[Records that describe figures]
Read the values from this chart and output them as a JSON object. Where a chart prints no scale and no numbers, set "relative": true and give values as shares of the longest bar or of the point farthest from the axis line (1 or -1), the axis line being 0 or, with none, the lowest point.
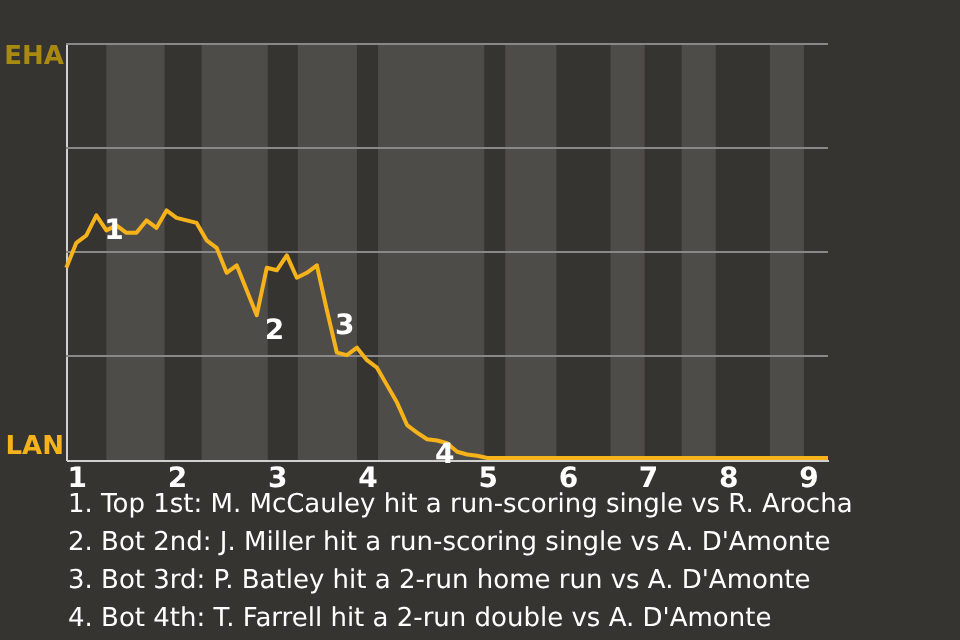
{
  "chart_data": {
    "type": "line",
    "categories": [
      null,
      "1",
      null,
      null,
      null,
      null,
      null,
      null,
      null,
      null,
      null,
      "2",
      null,
      null,
      null,
      null,
      null,
      null,
      null,
      null,
      null,
      "3",
      null,
      null,
      null,
      null,
      null,
      null,
      null,
      null,
      "4",
      null,
      null,
      null,
      null,
      null,
      null,
      null,
      null,
      null,
      null,
      null,
      "5",
      null,
      null,
      null,
      null,
      null,
      null,
      null,
      "6",
      null,
      null,
      null,
      null,
      null,
      null,
      null,
      "7",
      null,
      null,
      null,
      null,
      null,
      null,
      null,
      "8",
      null,
      null,
      null,
      null,
      null,
      null,
      null,
      "9",
      null,
      null
    ],
    "series": [
      {
        "color": "#f5b21b",
        "values": [
          0.77,
          0.87,
          0.9,
          0.98,
          0.92,
          0.94,
          0.91,
          0.91,
          0.96,
          0.93,
          1,
          0.97,
          0.96,
          0.95,
          0.88,
          0.85,
          0.75,
          0.78,
          0.68,
          0.58,
          0.77,
          0.76,
          0.82,
          0.73,
          0.75,
          0.78,
          0.6,
          0.43,
          0.42,
          0.45,
          0.4,
          0.37,
          0.3,
          0.23,
          0.14,
          0.11,
          0.083,
          0.078,
          0.067,
          0.033,
          0.022,
          0.017,
          0.008,
          0.008,
          0.008,
          0.008,
          0.008,
          0.008,
          0.008,
          0.008,
          0.008,
          0.008,
          0.008,
          0.008,
          0.008,
          0.008,
          0.008,
          0.008,
          0.008,
          0.008,
          0.008,
          0.008,
          0.008,
          0.008,
          0.008,
          0.008,
          0.008,
          0.008,
          0.008,
          0.008,
          0.008,
          0.008,
          0.008,
          0.008,
          0.008,
          0.008,
          0.008
        ]
      }
    ],
    "relative": true,
    "ref_lines": [
      {
        "axis": "y",
        "value": 0.4167,
        "color": "#8a8886"
      },
      {
        "axis": "y",
        "value": 0.8333,
        "color": "#8a8886"
      },
      {
        "axis": "y",
        "value": 1.25,
        "color": "#8a8886"
      },
      {
        "axis": "y",
        "value": 1.6667,
        "color": "#8a8886"
      }
    ],
    "marker": "none",
    "line_style": "solid",
    "annotations": [
      "EHA",
      "LAN",
      "1",
      "2",
      "3",
      "4",
      "1. Top 1st: M. McCauley hit a run-scoring single vs R. Arocha",
      "2. Bot 2nd: J. Miller hit a run-scoring single vs A. D'Amonte",
      "3. Bot 3rd: P. Batley hit a 2-run home run vs A. D'Amonte",
      "4. Bot 4th: T. Farrell hit a 2-run double vs A. D'Amonte"
    ]
  }
}
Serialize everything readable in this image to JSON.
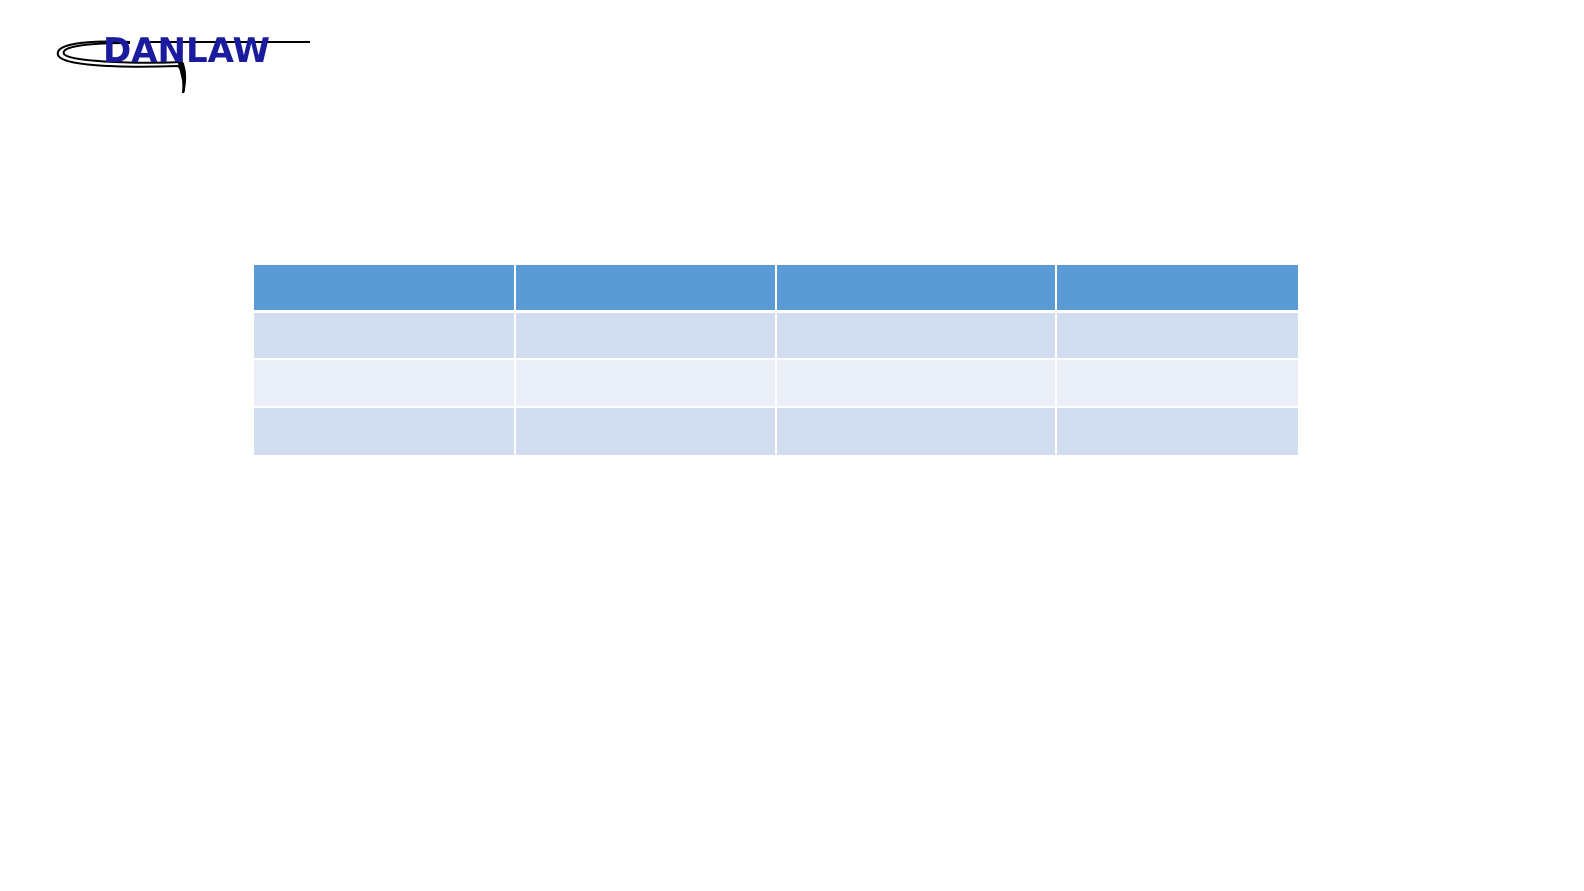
{
  "logo": {
    "text": "DANLAW"
  }
}
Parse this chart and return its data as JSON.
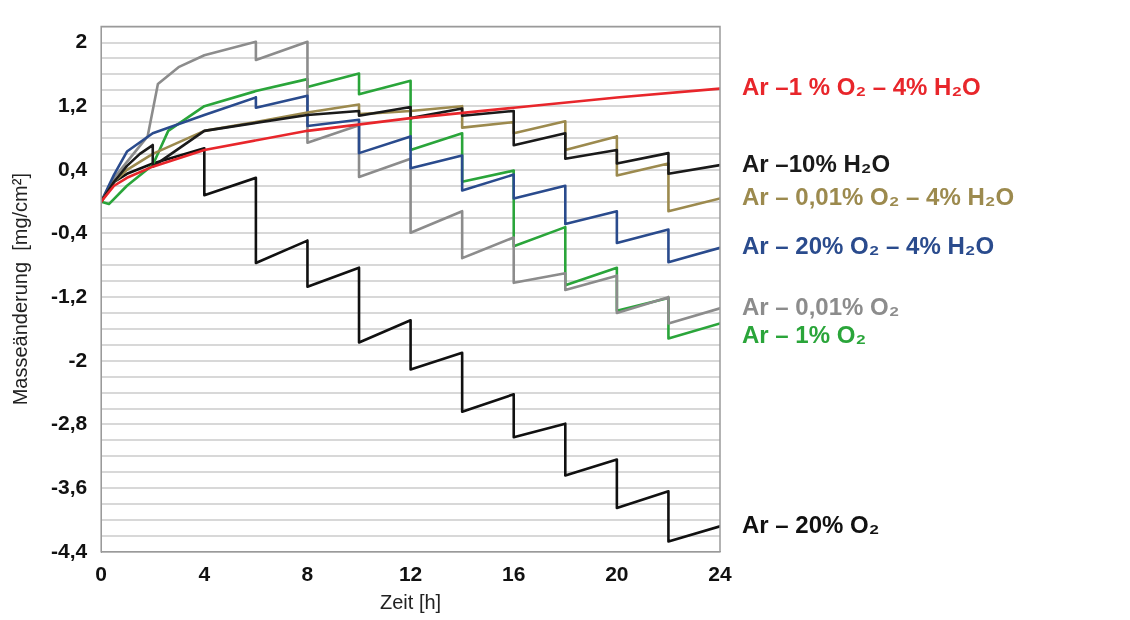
{
  "chart_data": {
    "type": "line",
    "xlabel": "Zeit [h]",
    "ylabel": "Masseänderung  [mg/cm²]",
    "xlim": [
      0,
      24
    ],
    "xticks": [
      0,
      4,
      8,
      12,
      16,
      20,
      24
    ],
    "ylim": [
      -4.4,
      2.2
    ],
    "yticks": [
      {
        "value": -4.4,
        "label": "-4,4"
      },
      {
        "value": -4.2,
        "label": null
      },
      {
        "value": -4,
        "label": null
      },
      {
        "value": -3.8,
        "label": null
      },
      {
        "value": -3.6,
        "label": "-3,6"
      },
      {
        "value": -3.4,
        "label": null
      },
      {
        "value": -3.2,
        "label": null
      },
      {
        "value": -3,
        "label": null
      },
      {
        "value": -2.8,
        "label": "-2,8"
      },
      {
        "value": -2.6,
        "label": null
      },
      {
        "value": -2.4,
        "label": null
      },
      {
        "value": -2.2,
        "label": null
      },
      {
        "value": -2,
        "label": "-2"
      },
      {
        "value": -1.8,
        "label": null
      },
      {
        "value": -1.6,
        "label": null
      },
      {
        "value": -1.4,
        "label": null
      },
      {
        "value": -1.2,
        "label": "-1,2"
      },
      {
        "value": -1,
        "label": null
      },
      {
        "value": -0.8,
        "label": null
      },
      {
        "value": -0.6,
        "label": null
      },
      {
        "value": -0.4,
        "label": "-0,4"
      },
      {
        "value": -0.2,
        "label": null
      },
      {
        "value": 0,
        "label": null
      },
      {
        "value": 0.2,
        "label": null
      },
      {
        "value": 0.4,
        "label": "0,4"
      },
      {
        "value": 0.6,
        "label": null
      },
      {
        "value": 0.8,
        "label": null
      },
      {
        "value": 1,
        "label": null
      },
      {
        "value": 1.2,
        "label": "1,2"
      },
      {
        "value": 1.4,
        "label": null
      },
      {
        "value": 1.6,
        "label": null
      },
      {
        "value": 1.8,
        "label": null
      },
      {
        "value": 2,
        "label": "2"
      },
      {
        "value": 2.2,
        "label": null
      }
    ],
    "grid": "y",
    "legend": "right",
    "marker": "none",
    "line_style": "solid",
    "series": [
      {
        "name": "Ar –1 % O₂ – 4% H₂O",
        "color": "#e8262b",
        "x": [
          0,
          0.5,
          1,
          2,
          4,
          8,
          12,
          16,
          20,
          24
        ],
        "values": [
          0,
          0.2,
          0.3,
          0.44,
          0.65,
          0.89,
          1.05,
          1.18,
          1.31,
          1.42
        ]
      },
      {
        "name": "Ar –10% H₂O",
        "color": "#1a1a1a",
        "x": [
          0,
          0.5,
          1,
          1.5,
          2,
          2,
          4,
          8,
          10,
          10,
          12,
          12,
          14,
          14,
          16,
          16,
          18,
          18,
          20,
          20,
          22,
          22,
          24
        ],
        "values": [
          0,
          0.25,
          0.45,
          0.6,
          0.71,
          0.44,
          0.89,
          1.09,
          1.14,
          1.08,
          1.19,
          1.05,
          1.17,
          1.08,
          1.14,
          0.71,
          0.86,
          0.54,
          0.65,
          0.48,
          0.61,
          0.35,
          0.46
        ]
      },
      {
        "name": "Ar – 0,01% O₂ – 4% H₂O",
        "color": "#9c8a4e",
        "x": [
          0,
          0.5,
          1,
          2,
          4,
          6,
          8,
          10,
          10,
          12,
          14,
          14,
          16,
          16,
          18,
          18,
          20,
          20,
          22,
          22,
          24
        ],
        "values": [
          0,
          0.25,
          0.4,
          0.6,
          0.89,
          1.0,
          1.12,
          1.22,
          1.1,
          1.14,
          1.2,
          0.93,
          1.0,
          0.86,
          1.01,
          0.65,
          0.82,
          0.33,
          0.48,
          -0.12,
          0.04
        ]
      },
      {
        "name": "Ar – 20% O₂ – 4% H₂O",
        "color": "#2a4b8d",
        "x": [
          0,
          0.5,
          1,
          2,
          4,
          6,
          6,
          8,
          8,
          10,
          10,
          12,
          12,
          14,
          14,
          16,
          16,
          18,
          18,
          20,
          20,
          22,
          22,
          24
        ],
        "values": [
          0,
          0.34,
          0.63,
          0.86,
          1.09,
          1.31,
          1.18,
          1.33,
          0.95,
          1.03,
          0.61,
          0.82,
          0.42,
          0.58,
          0.14,
          0.34,
          0.04,
          0.2,
          -0.28,
          -0.12,
          -0.52,
          -0.35,
          -0.76,
          -0.58
        ]
      },
      {
        "name": "Ar – 0,01% O₂",
        "color": "#8c8c8c",
        "x": [
          0,
          0.5,
          1,
          1.8,
          2.2,
          3,
          4,
          6,
          6,
          8,
          8,
          10,
          10,
          12,
          12,
          14,
          14,
          16,
          16,
          18,
          18,
          20,
          20,
          22,
          22,
          24
        ],
        "values": [
          0,
          0.3,
          0.5,
          0.82,
          1.48,
          1.69,
          1.84,
          2.01,
          1.78,
          2.01,
          0.74,
          0.96,
          0.31,
          0.54,
          -0.39,
          -0.12,
          -0.71,
          -0.45,
          -1.02,
          -0.9,
          -1.11,
          -0.93,
          -1.4,
          -1.2,
          -1.53,
          -1.34
        ]
      },
      {
        "name": "Ar – 1% O₂",
        "color": "#2aa53a",
        "x": [
          0,
          0.3,
          1,
          2,
          2.6,
          4,
          6,
          8,
          8,
          10,
          10,
          12,
          12,
          14,
          14,
          16,
          16,
          18,
          18,
          20,
          20,
          22,
          22,
          24
        ],
        "values": [
          0,
          -0.03,
          0.2,
          0.46,
          0.89,
          1.2,
          1.39,
          1.54,
          1.44,
          1.61,
          1.35,
          1.52,
          0.65,
          0.86,
          0.25,
          0.39,
          -0.56,
          -0.32,
          -1.05,
          -0.83,
          -1.37,
          -1.21,
          -1.72,
          -1.53
        ]
      },
      {
        "name": "Ar – 20% O₂",
        "color": "#111111",
        "x": [
          0,
          0.5,
          1,
          2,
          4,
          4,
          6,
          6,
          8,
          8,
          10,
          10,
          12,
          12,
          14,
          14,
          16,
          16,
          18,
          18,
          20,
          20,
          22,
          22,
          24
        ],
        "values": [
          0,
          0.25,
          0.35,
          0.48,
          0.67,
          0.08,
          0.3,
          -0.77,
          -0.49,
          -1.07,
          -0.83,
          -1.77,
          -1.49,
          -2.11,
          -1.9,
          -2.64,
          -2.42,
          -2.96,
          -2.79,
          -3.44,
          -3.24,
          -3.85,
          -3.64,
          -4.27,
          -4.08
        ]
      }
    ]
  }
}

* _Required task_: Keep only those lines of the records that hold "color", and return them.

* _Output for this task_:
        "color": "#f5b21b",
        "color": "#8a8886"
        "color": "#8a8886"
        "color": "#8a8886"
        "color": "#8a8886"
        "color": "#e8262b",
        "color": "#1a1a1a",
        "color": "#9c8a4e",
        "color": "#2a4b8d",
        "color": "#8c8c8c",
        "color": "#2aa53a",
        "color": "#111111",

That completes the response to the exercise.